### WORK TO BE COMPLETED
Wherever the string "iesus" appears, copy the whole line.

### DATA PROVIDED
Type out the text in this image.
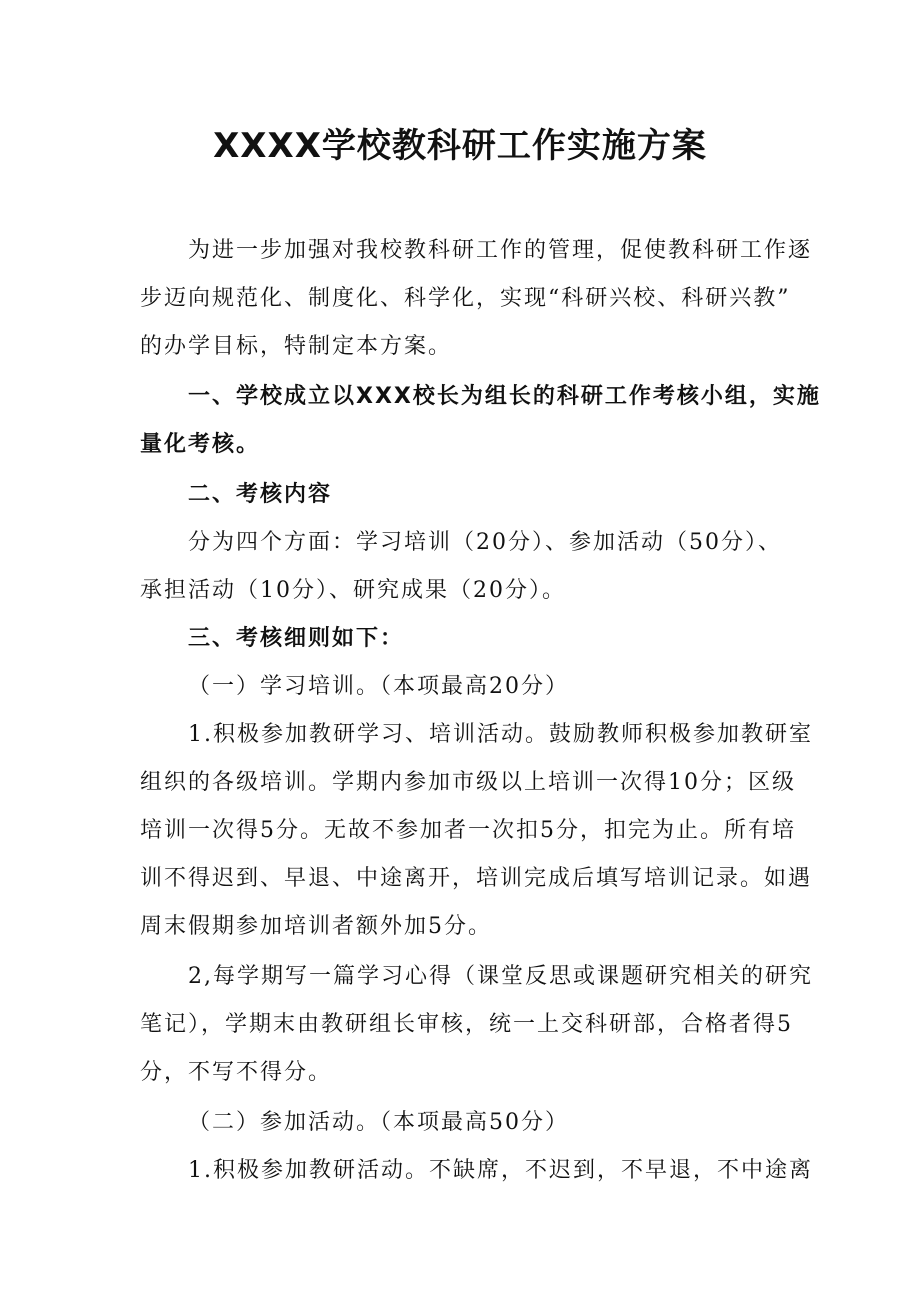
XXXX学校教科研工作实施方案
为进一步加强对我校教科研工作的管理，促使教科研工作逐
步迈向规范化、制度化、科学化，实现“科研兴校、科研兴教”
的办学目标，特制定本方案。
一、学校成立以XXX校长为组长的科研工作考核小组，实施
量化考核。
二、考核内容
分为四个方面：学习培训（20分）、参加活动（50分）、
承担活动（10分）、研究成果（20分）。
三、考核细则如下：
（一）学习培训。（本项最高20分）
1.积极参加教研学习、培训活动。鼓励教师积极参加教研室
组织的各级培训。学期内参加市级以上培训一次得10分；区级
培训一次得5分。无故不参加者一次扣5分，扣完为止。所有培
训不得迟到、早退、中途离开，培训完成后填写培训记录。如遇
周末假期参加培训者额外加5分。
2,每学期写一篇学习心得（课堂反思或课题研究相关的研究
笔记），学期末由教研组长审核，统一上交科研部，合格者得5
分，不写不得分。
（二）参加活动。（本项最高50分）
1.积极参加教研活动。不缺席，不迟到，不早退，不中途离
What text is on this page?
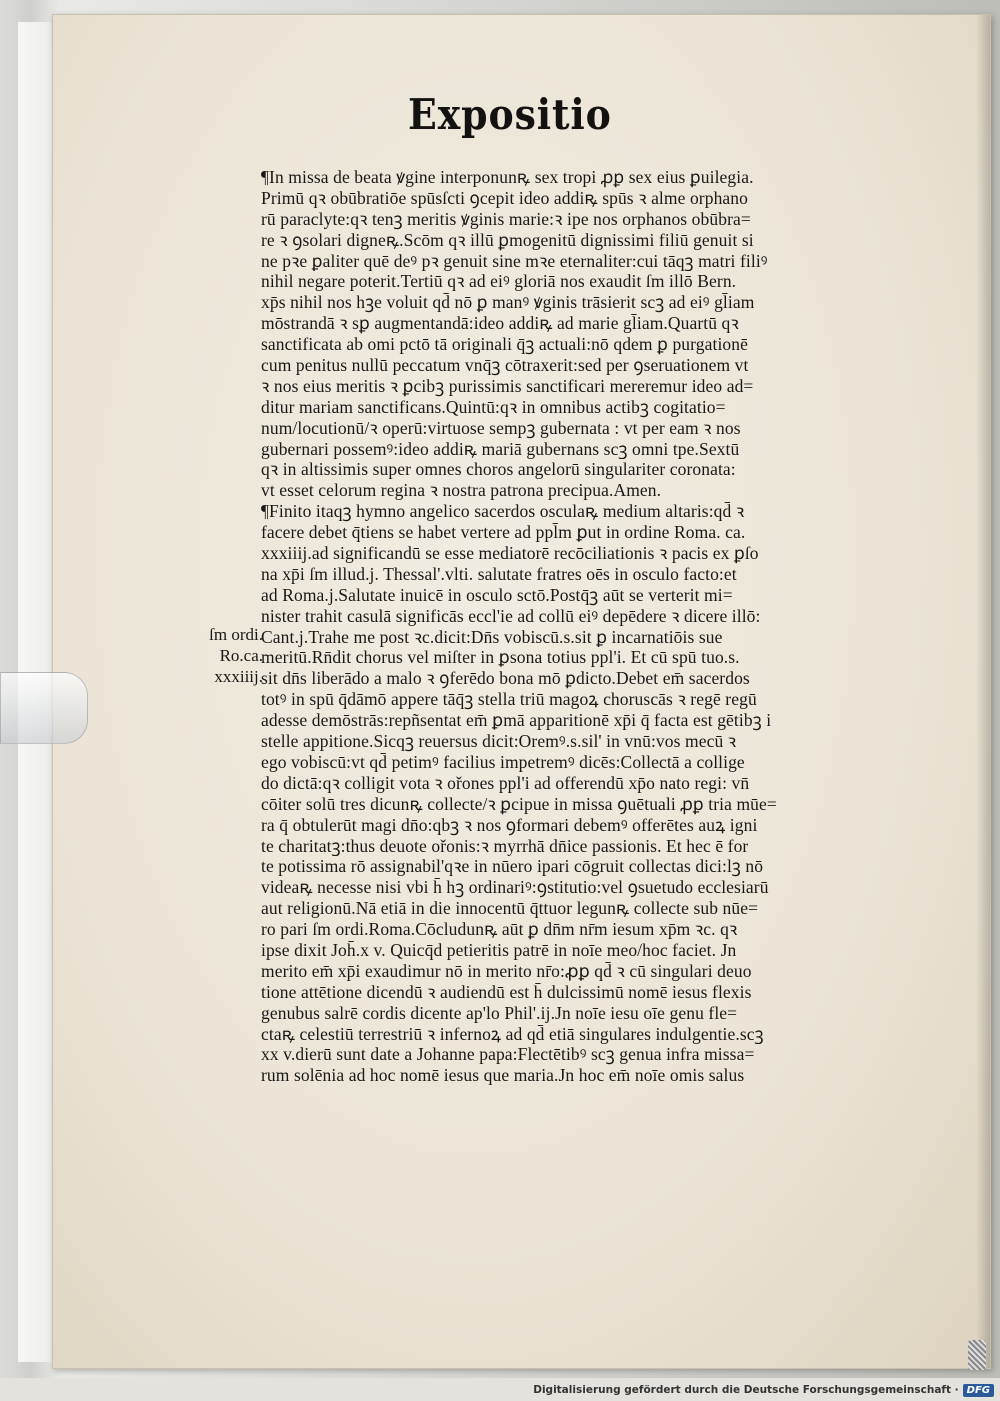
Expositio
ſm ordi.
Ro.ca.
xxxiiij.
¶In missa de beata ꝟgine interponunꝶ sex tropi ꝓꝑ sex eius ꝑuilegia.
Primū qꝛ obūbratiōe spūsſcti ꝯcepit ideo addiꝶ spūs ꝛ alme orphano
rū paraclyte:qꝛ tenꝫ meritis ꝟginis marie:ꝛ ipe nos orphanos obūbra=
re ꝛ ꝯsolari digneꝶ.Scōm qꝛ illū ꝑmogenitū dignissimi filiū genuit si
ne pꝛe ꝑaliter quē deꝰ pꝛ genuit sine mꝛe eternaliter:cui tāqꝫ matri filiꝰ
nihil negare poterit.Tertiū qꝛ ad eiꝰ gloriā nos exaudit ſm illō Bern.
xp̄s nihil nos hꝫe voluit qd̄ nō ꝑ manꝰ ꝟginis trāsierit scꝫ ad eiꝰ gl̄iam
mōstrandā ꝛ sꝑ augmentandā:ideo addiꝶ ad marie gl̄iam.Quartū qꝛ
sanctificata ab omi pctō tā originali q̄ꝫ actuali:nō qdem ꝑ purgationē
cum penitus nullū peccatum vnq̄ꝫ cōtraxerit:sed per ꝯseruationem vt
ꝛ nos eius meritis ꝛ ꝑcibꝫ purissimis sanctificari mereremur ideo ad=
ditur mariam sanctificans.Quintū:qꝛ in omnibus actibꝫ cogitatio=
num/locutionū/ꝛ operū:virtuose sempꝫ gubernata : vt per eam ꝛ nos
gubernari possemꝰ:ideo addiꝶ mariā gubernans scꝫ omni tpe.Sextū
qꝛ in altissimis super omnes choros angelorū singulariter coronata:
vt esset celorum regina ꝛ nostra patrona precipua.Amen.
¶Finito itaqꝫ hymno angelico sacerdos osculaꝶ medium altaris:qd̄ ꝛ
facere debet q̄tiens se habet vertere ad ppl̄m ꝑut in ordine Roma. ca.
xxxiiij.ad significandū se esse mediatorē recōciliationis ꝛ pacis ex ꝑſo
na xp̄i ſm illud.j. Thessal'.vlti. salutate fratres oēs in osculo facto:et
ad Roma.j.Salutate inuicē in osculo sctō.Postq̄ꝫ aūt se verterit mi=
nister trahit casulā significās eccl'ie ad collū eiꝰ depēdere ꝛ dicere illō:
Cant.j.Trahe me post ꝛc.dicit:Dn̄s vobiscū.s.sit ꝑ incarnatiōis sue
meritū.Rn̄dit chorus vel miſter in ꝑsona totius ppl'i. Et cū spū tuo.s.
sit dn̄s liberādo a malo ꝛ ꝯferēdo bona mō ꝑdicto.Debet em̄ sacerdos
totꝰ in spū q̄dāmō appere tāq̄ꝫ stella triū magoꝝ choruscās ꝛ regē regū
adesse demōstrās:repñsentat em̄ ꝑmā apparitionē xp̄i q̄ facta est gētibꝫ i
stelle appitione.Sicqꝫ reuersus dicit:Oremꝰ.s.sil' in vnū:vos mecū ꝛ
ego vobiscū:vt qd̄ petimꝰ facilius impetremꝰ dicēs:Collectā a collige
do dictā:qꝛ colligit vota ꝛ ořones ppl'i ad offerendū xp̄o nato regi: vn̄
cōiter solū tres dicunꝶ collecte/ꝛ ꝑcipue in missa ꝯuētuali ꝓꝑ tria mūe=
ra q̄ obtulerūt magi dn̄o:qbꝫ ꝛ nos ꝯformari debemꝰ offerētes auꝝ igni
te charitatꝫ:thus deuote ořonis:ꝛ myrrhā dn̄ice passionis. Et hec ē for
te potissima rō assignabil'qꝛe in nūero ipari cōgruit collectas dici:lꝫ nō
videaꝶ necesse nisi vbi h̄ hꝫ ordinariꝰ:ꝯstitutio:vel ꝯsuetudo ecclesiarū
aut religionū.Nā etiā in die innocentū q̄ttuor legunꝶ collecte sub nūe=
ro pari ſm ordi.Roma.Cōcludunꝶ aūt ꝑ dn̄m nr̄m iesum xp̄m ꝛc. qꝛ
ipse dixit Joh̄.x v. Quicq̄d petieritis patrē in noīe meo/hoc faciet. Jn
merito em̄ xp̄i exaudimur nō in merito nr̄o:ꝓꝑ qd̄ ꝛ cū singulari deuo
tione attētione dicendū ꝛ audiendū est h̄ dulcissimū nomē iesus flexis
genubus salrē cordis dicente ap'lo Phil'.ij.Jn noīe iesu oīe genu fle=
ctaꝶ celestiū terrestriū ꝛ infernoꝝ ad qd̄ etiā singulares indulgentie.scꝫ
xx v.dierū sunt date a Johanne papa:Flectētibꝰ scꝫ genua infra missa=
rum solēnia ad hoc nomē iesus que maria.Jn hoc em̄ noīe omis salus
Digitalisierung gefördert durch die Deutsche Forschungsgemeinschaft · DFG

### FULL OUTPUT
tione attētione dicendū ꝛ audiendū est h̄ dulcissimū nomē iesus flexis
rum solēnia ad hoc nomē iesus que maria.Jn hoc em̄ noīe omis salus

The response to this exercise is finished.